_Set task_:
From the entries below, copy every line where the string "List" appears.

_Supplied material_:
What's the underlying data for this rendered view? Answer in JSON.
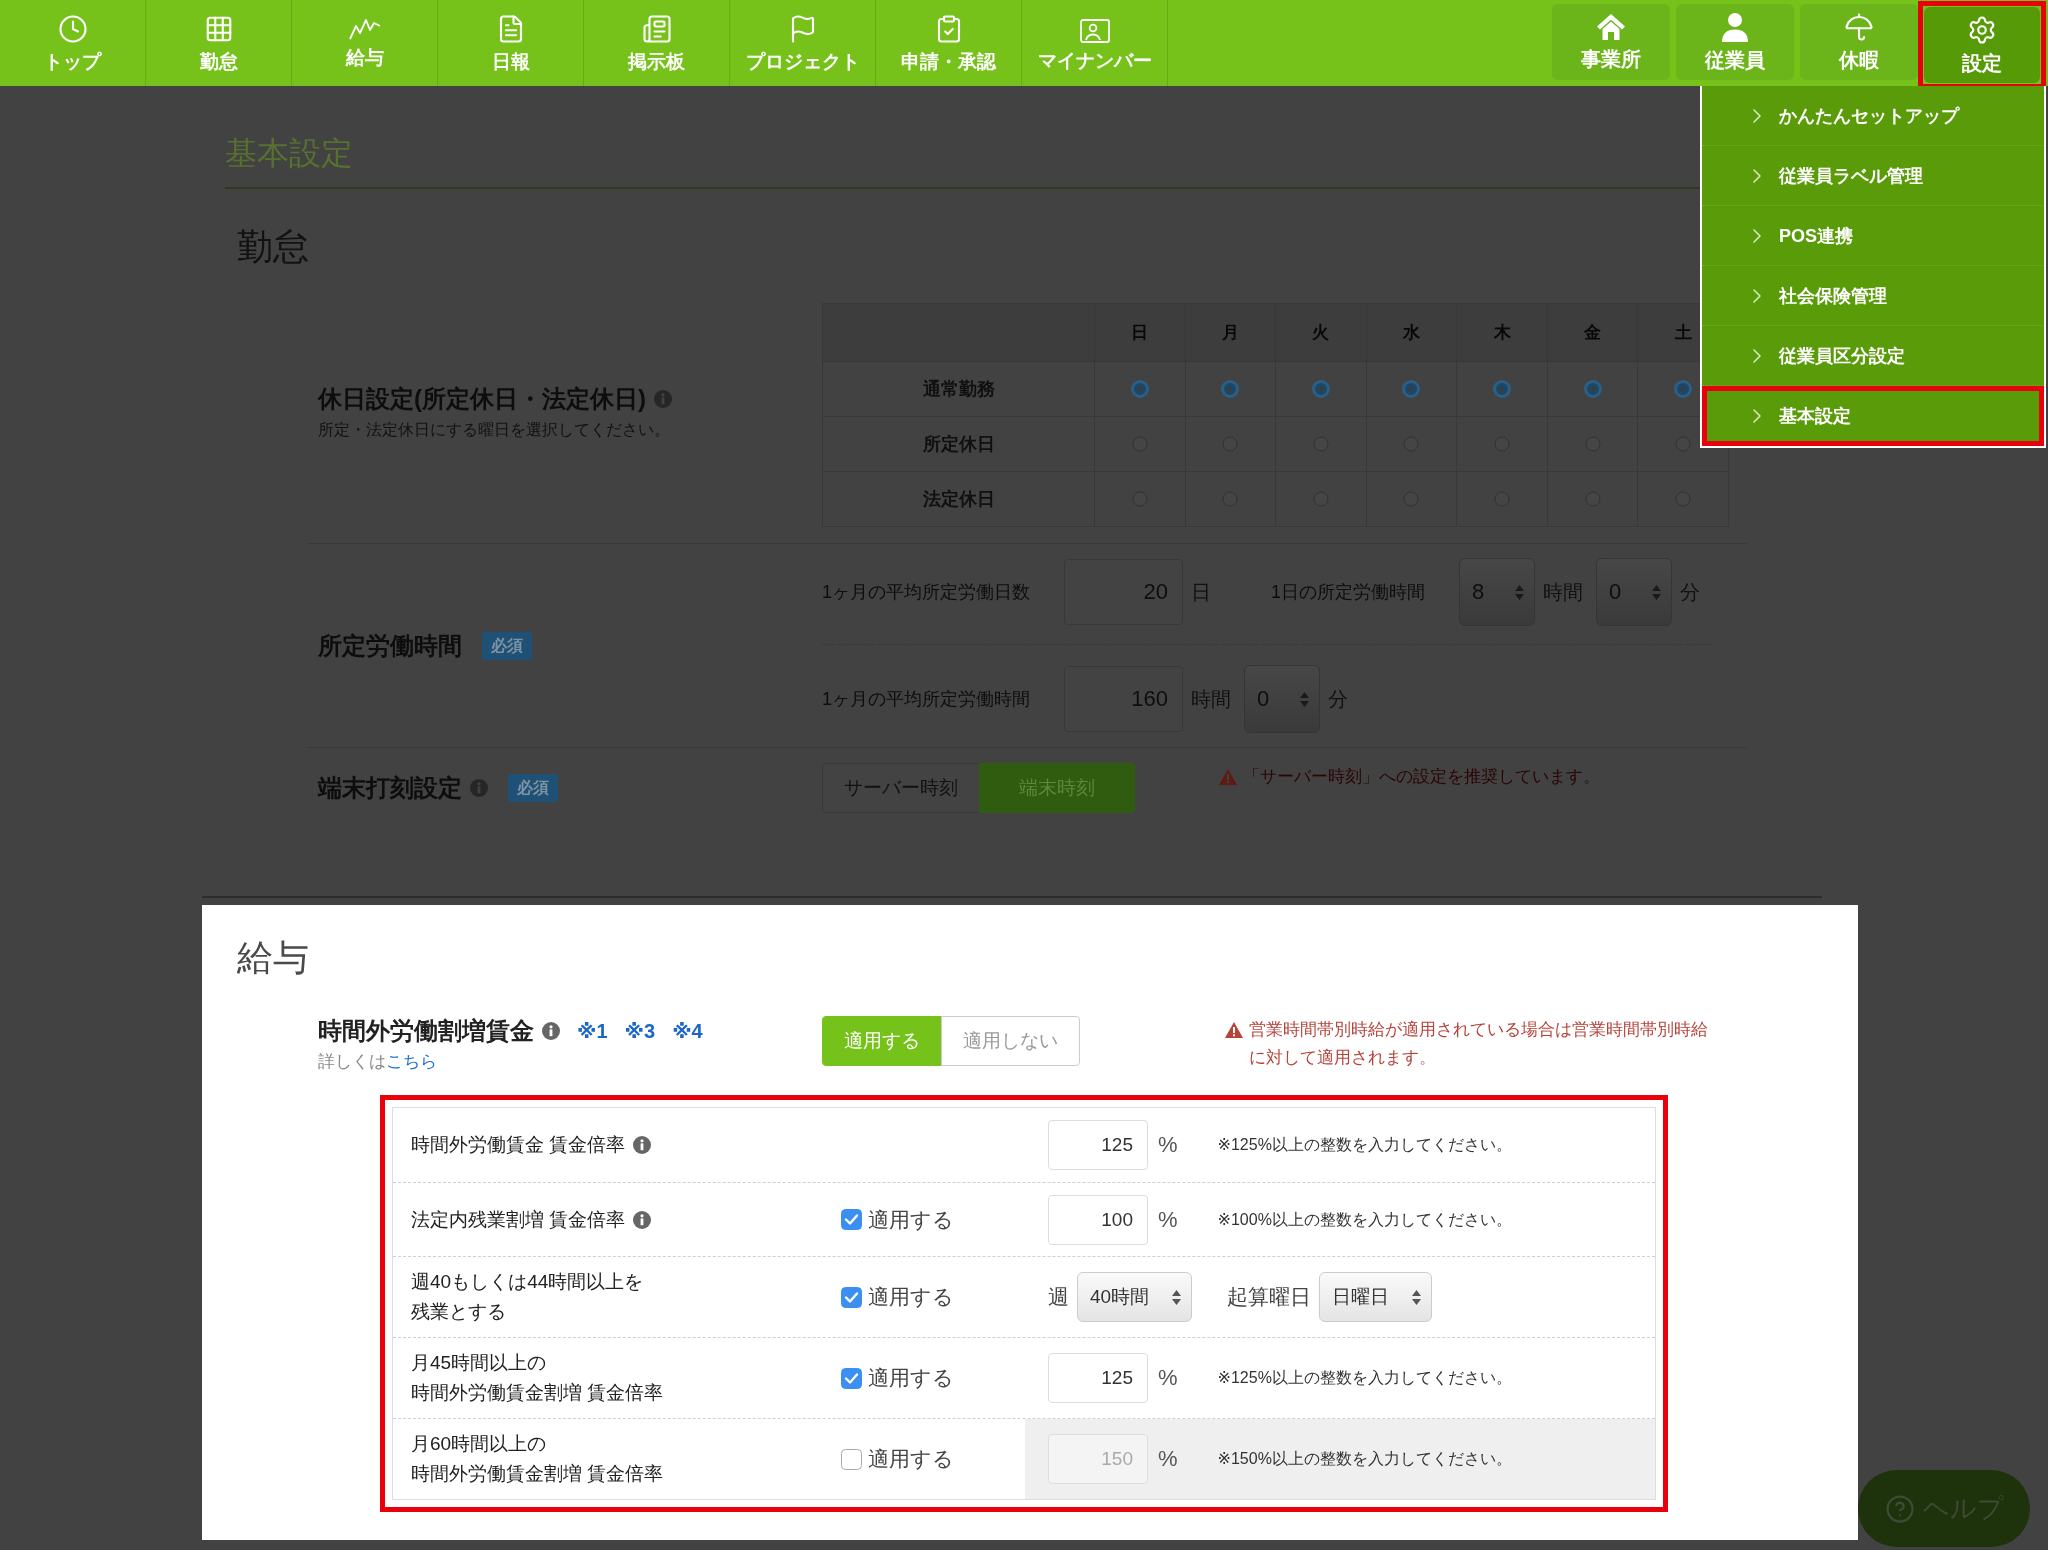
{
  "nav": {
    "main_items": [
      {
        "label": "トップ",
        "selected": false
      },
      {
        "label": "勤怠",
        "selected": false
      },
      {
        "label": "給与",
        "selected": false
      },
      {
        "label": "日報",
        "selected": false
      },
      {
        "label": "掲示板",
        "selected": false
      },
      {
        "label": "プロジェクト",
        "selected": false
      },
      {
        "label": "申請・承認",
        "selected": false
      },
      {
        "label": "マイナンバー",
        "selected": false
      }
    ],
    "admin_items": [
      {
        "label": "事業所",
        "selected": false,
        "highlighted": false
      },
      {
        "label": "従業員",
        "selected": false,
        "highlighted": false
      },
      {
        "label": "休暇",
        "selected": false,
        "highlighted": false
      },
      {
        "label": "設定",
        "selected": true,
        "highlighted": true
      }
    ]
  },
  "settings_menu": {
    "items": [
      {
        "label": "かんたんセットアップ",
        "highlighted": false
      },
      {
        "label": "従業員ラベル管理",
        "highlighted": false
      },
      {
        "label": "POS連携",
        "highlighted": false
      },
      {
        "label": "社会保険管理",
        "highlighted": false
      },
      {
        "label": "従業員区分設定",
        "highlighted": false
      },
      {
        "label": "基本設定",
        "highlighted": true
      }
    ]
  },
  "page": {
    "title": "基本設定",
    "dimmed": true
  },
  "sections": [
    {
      "kind": "attendance",
      "title": "勤怠",
      "dimmed": true,
      "holiday": {
        "label": "休日設定(所定休日・法定休日)",
        "has_info": true,
        "hint": "所定・法定休日にする曜日を選択してください。",
        "days": [
          "日",
          "月",
          "火",
          "水",
          "木",
          "金",
          "土"
        ],
        "rows": [
          {
            "label": "通常勤務",
            "cells": [
              {
                "selected": true
              },
              {
                "selected": true
              },
              {
                "selected": true
              },
              {
                "selected": true
              },
              {
                "selected": true
              },
              {
                "selected": true
              },
              {
                "selected": true
              }
            ]
          },
          {
            "label": "所定休日",
            "cells": [
              {
                "selected": false
              },
              {
                "selected": false
              },
              {
                "selected": false
              },
              {
                "selected": false
              },
              {
                "selected": false
              },
              {
                "selected": false
              },
              {
                "selected": false
              }
            ]
          },
          {
            "label": "法定休日",
            "cells": [
              {
                "selected": false
              },
              {
                "selected": false
              },
              {
                "selected": false
              },
              {
                "selected": false
              },
              {
                "selected": false
              },
              {
                "selected": false
              },
              {
                "selected": false
              }
            ]
          }
        ]
      },
      "work_hours": {
        "label": "所定労働時間",
        "badge": "必須",
        "lines": [
          {
            "items": [
              {
                "kind": "label",
                "text": "1ヶ月の平均所定労働日数"
              },
              {
                "kind": "input",
                "value": "20"
              },
              {
                "kind": "unit",
                "text": "日"
              },
              {
                "kind": "label",
                "text": "1日の所定労働時間"
              },
              {
                "kind": "select",
                "value": "8"
              },
              {
                "kind": "unit",
                "text": "時間"
              },
              {
                "kind": "select",
                "value": "0"
              },
              {
                "kind": "unit",
                "text": "分"
              }
            ]
          },
          {
            "items": [
              {
                "kind": "label",
                "text": "1ヶ月の平均所定労働時間"
              },
              {
                "kind": "input",
                "value": "160"
              },
              {
                "kind": "unit",
                "text": "時間"
              },
              {
                "kind": "select",
                "value": "0"
              },
              {
                "kind": "unit",
                "text": "分"
              }
            ]
          }
        ]
      },
      "terminal": {
        "label": "端末打刻設定",
        "has_info": true,
        "badge": "必須",
        "options": [
          {
            "label": "サーバー時刻",
            "selected": false
          },
          {
            "label": "端末時刻",
            "selected": true
          }
        ],
        "warning": "「サーバー時刻」への設定を推奨しています。"
      }
    },
    {
      "kind": "payroll",
      "title": "給与",
      "dimmed": false,
      "overtime": {
        "label": "時間外労働割増賃金",
        "has_info": true,
        "notes": [
          "※1",
          "※3",
          "※4"
        ],
        "hint": "詳しくは",
        "link": "こちら",
        "options": [
          {
            "label": "適用する",
            "selected": true
          },
          {
            "label": "適用しない",
            "selected": false
          }
        ],
        "warning": "営業時間帯別時給が適用されている場合は営業時間帯別時給に対して適用されます。"
      },
      "rates": {
        "highlighted": true,
        "rows": [
          {
            "kind": "rate",
            "label_lines": [
              "時間外労働賃金 賃金倍率"
            ],
            "has_info": true,
            "disabled": false,
            "value": "125",
            "unit": "%",
            "note": "※125%以上の整数を入力してください。"
          },
          {
            "kind": "rate",
            "label_lines": [
              "法定内残業割増 賃金倍率"
            ],
            "has_info": true,
            "checkbox": {
              "label": "適用する",
              "checked": true
            },
            "disabled": false,
            "value": "100",
            "unit": "%",
            "note": "※100%以上の整数を入力してください。"
          },
          {
            "kind": "weekly",
            "label_lines": [
              "週40もしくは44時間以上を",
              "残業とする"
            ],
            "has_info": false,
            "checkbox": {
              "label": "適用する",
              "checked": true
            },
            "disabled": false,
            "week_label": "週",
            "week_value": "40時間",
            "start_label": "起算曜日",
            "start_value": "日曜日"
          },
          {
            "kind": "rate",
            "label_lines": [
              "月45時間以上の",
              "時間外労働賃金割増 賃金倍率"
            ],
            "has_info": false,
            "checkbox": {
              "label": "適用する",
              "checked": true
            },
            "disabled": false,
            "value": "125",
            "unit": "%",
            "note": "※125%以上の整数を入力してください。"
          },
          {
            "kind": "rate",
            "label_lines": [
              "月60時間以上の",
              "時間外労働賃金割増 賃金倍率"
            ],
            "has_info": false,
            "checkbox": {
              "label": "適用する",
              "checked": false
            },
            "disabled": true,
            "value": "150",
            "unit": "%",
            "note": "※150%以上の整数を入力してください。"
          }
        ]
      }
    }
  ],
  "help_button": {
    "label": "ヘルプ",
    "dimmed": true
  }
}
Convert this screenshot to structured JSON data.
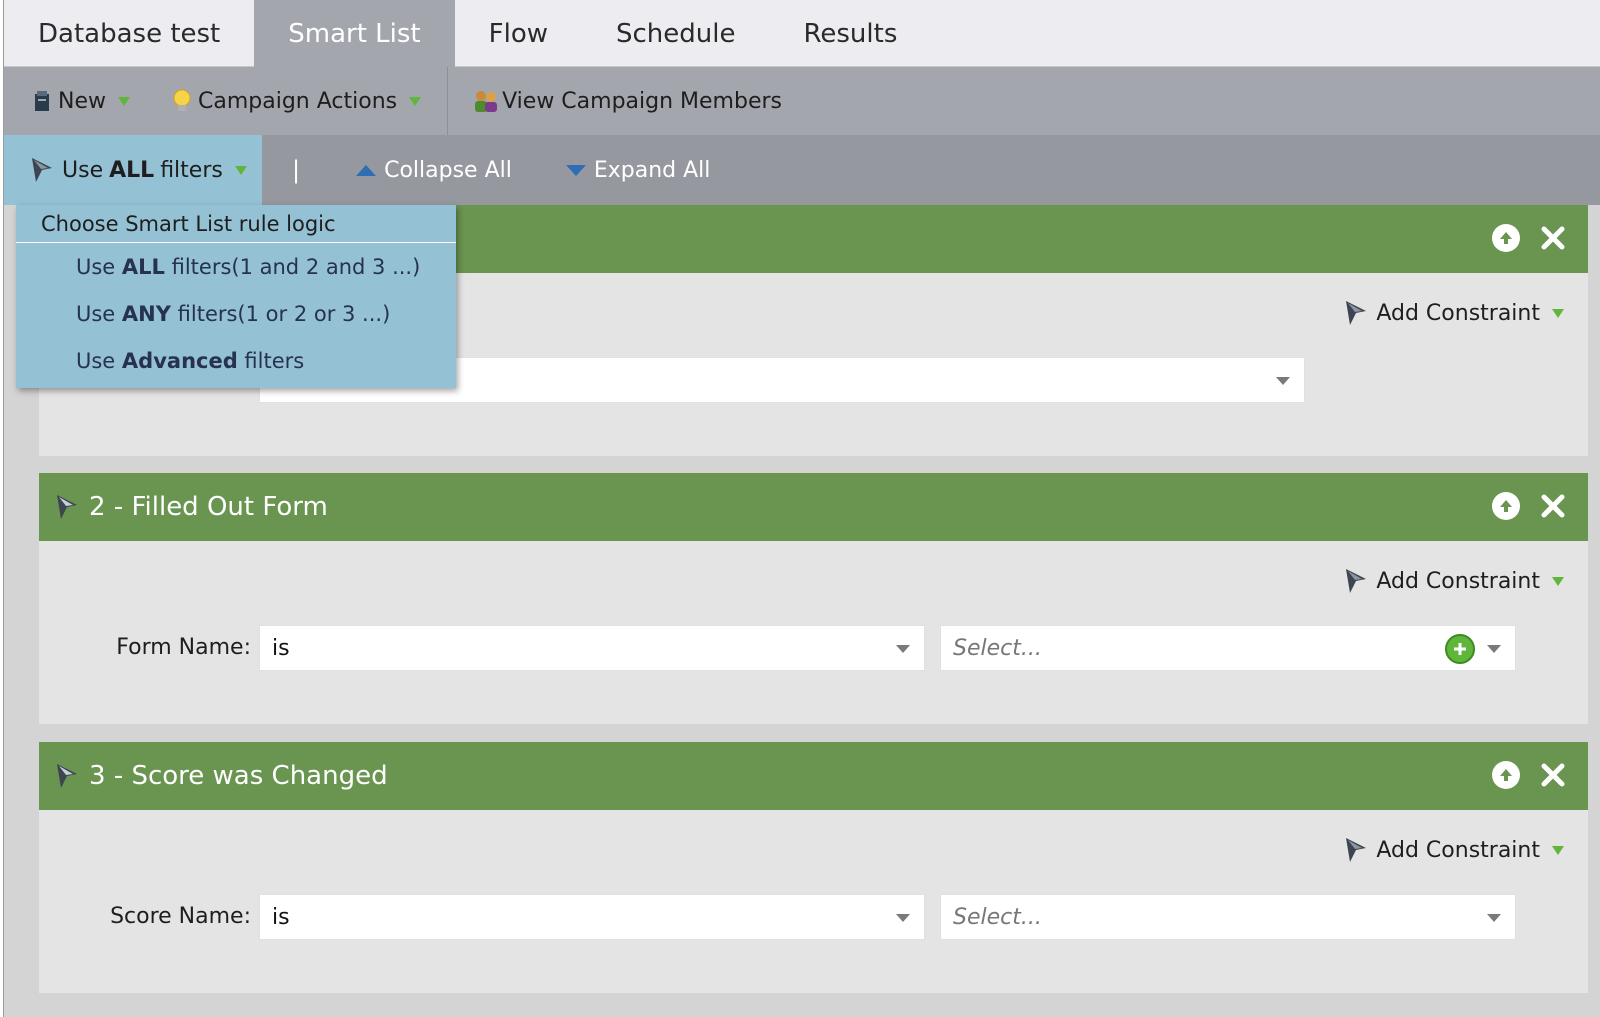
{
  "tabs": [
    {
      "label": "Database test",
      "active": false
    },
    {
      "label": "Smart List",
      "active": true
    },
    {
      "label": "Flow",
      "active": false
    },
    {
      "label": "Schedule",
      "active": false
    },
    {
      "label": "Results",
      "active": false
    }
  ],
  "toolbar": {
    "new_label": "New",
    "campaign_actions_label": "Campaign Actions",
    "view_members_label": "View Campaign Members"
  },
  "filterbar": {
    "logic_prefix": "Use",
    "logic_bold": "ALL",
    "logic_suffix": "filters",
    "separator": "|",
    "collapse_label": "Collapse All",
    "expand_label": "Expand All"
  },
  "logic_menu": {
    "header": "Choose Smart List rule logic",
    "items": [
      {
        "prefix": "Use ",
        "bold": "ALL",
        "suffix": " filters(1 and 2 and 3 ...)"
      },
      {
        "prefix": "Use ",
        "bold": "ANY",
        "suffix": " filters(1 or 2 or 3 ...)"
      },
      {
        "prefix": "Use ",
        "bold": "Advanced",
        "suffix": " filters"
      }
    ]
  },
  "filters": [
    {
      "title": "",
      "add_constraint": "Add Constraint"
    },
    {
      "title": "2 - Filled Out Form",
      "add_constraint": "Add Constraint",
      "field_label": "Form Name:",
      "operator": "is",
      "value_placeholder": "Select..."
    },
    {
      "title": "3 - Score was Changed",
      "add_constraint": "Add Constraint",
      "field_label": "Score Name:",
      "operator": "is",
      "value_placeholder": "Select..."
    }
  ],
  "colors": {
    "filter_header": "#6a9551",
    "menu_bg": "#94c1d4",
    "toolbar_bg": "#a3a6ad",
    "caret_green": "#5fb63a"
  }
}
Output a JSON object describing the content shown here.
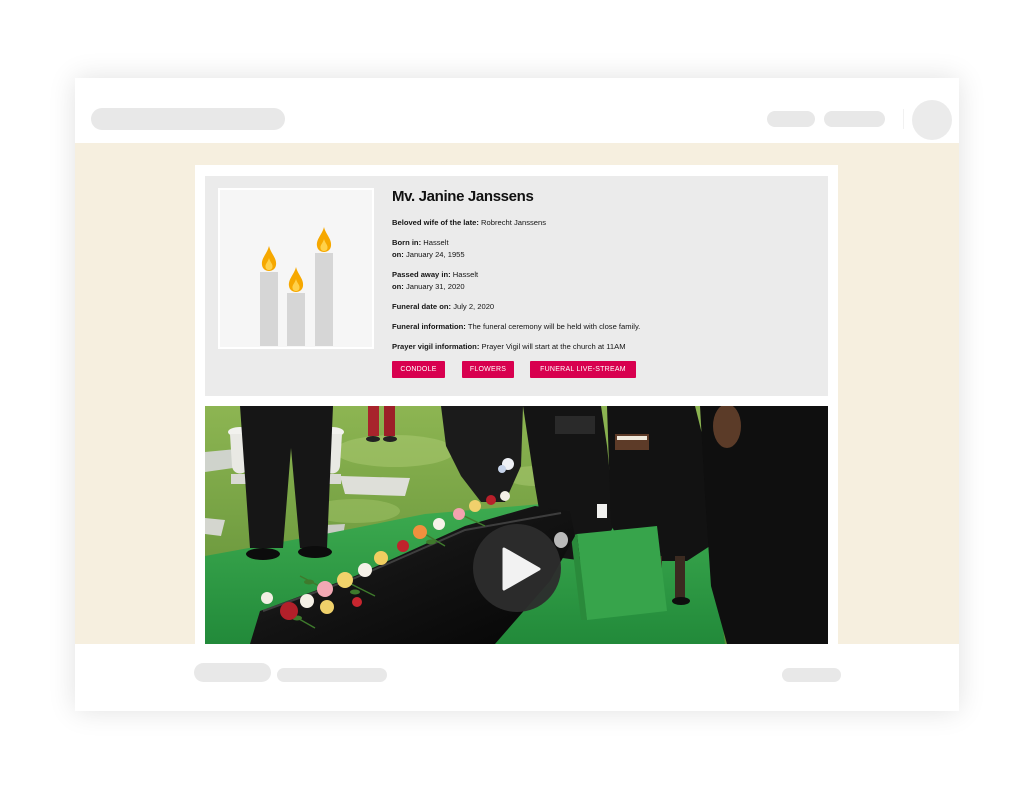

_Output for this exercise_:
      "label": "Smart List",
    "header": "Choose Smart List rule logic",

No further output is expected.